[Figure contents as structured data]
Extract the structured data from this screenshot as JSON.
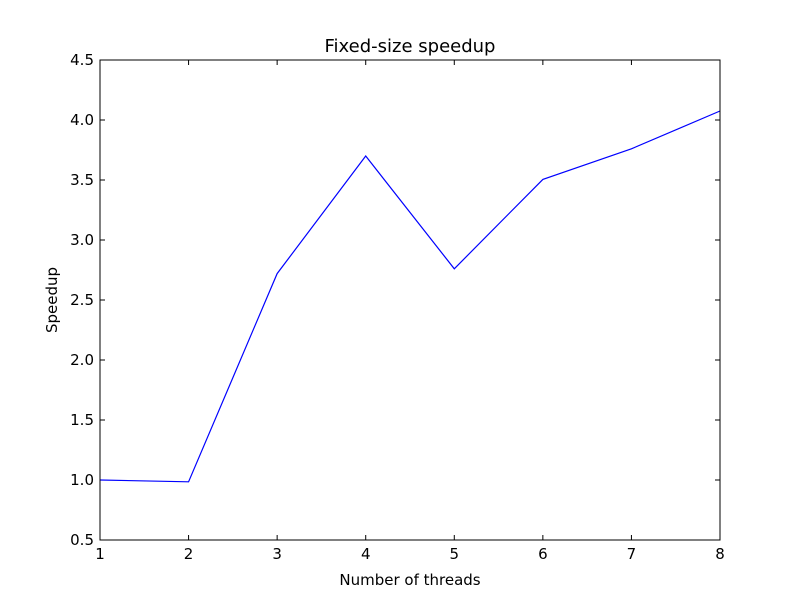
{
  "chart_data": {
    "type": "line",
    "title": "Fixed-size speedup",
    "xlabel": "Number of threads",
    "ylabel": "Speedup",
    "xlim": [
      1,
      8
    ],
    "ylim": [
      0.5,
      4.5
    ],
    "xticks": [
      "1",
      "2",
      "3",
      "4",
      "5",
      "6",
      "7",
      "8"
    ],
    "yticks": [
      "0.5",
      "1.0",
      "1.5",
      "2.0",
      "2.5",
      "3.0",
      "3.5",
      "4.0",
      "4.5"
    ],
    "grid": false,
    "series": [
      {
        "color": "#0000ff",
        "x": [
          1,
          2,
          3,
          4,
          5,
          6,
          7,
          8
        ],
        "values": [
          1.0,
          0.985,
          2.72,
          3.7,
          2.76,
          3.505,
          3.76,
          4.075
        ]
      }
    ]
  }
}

» What you have to do:
Reproduce the material above verbatim; omit every picture.

» Result of this exercise:
Extract the structured data from this screenshot as JSON.
{
  "chart_data": {
    "type": "line",
    "title": "Fixed-size speedup",
    "xlabel": "Number of threads",
    "ylabel": "Speedup",
    "xlim": [
      1,
      8
    ],
    "ylim": [
      0.5,
      4.5
    ],
    "xticks": [
      "1",
      "2",
      "3",
      "4",
      "5",
      "6",
      "7",
      "8"
    ],
    "yticks": [
      "0.5",
      "1.0",
      "1.5",
      "2.0",
      "2.5",
      "3.0",
      "3.5",
      "4.0",
      "4.5"
    ],
    "grid": false,
    "series": [
      {
        "color": "#0000ff",
        "x": [
          1,
          2,
          3,
          4,
          5,
          6,
          7,
          8
        ],
        "values": [
          1.0,
          0.985,
          2.72,
          3.7,
          2.76,
          3.505,
          3.76,
          4.075
        ]
      }
    ]
  }
}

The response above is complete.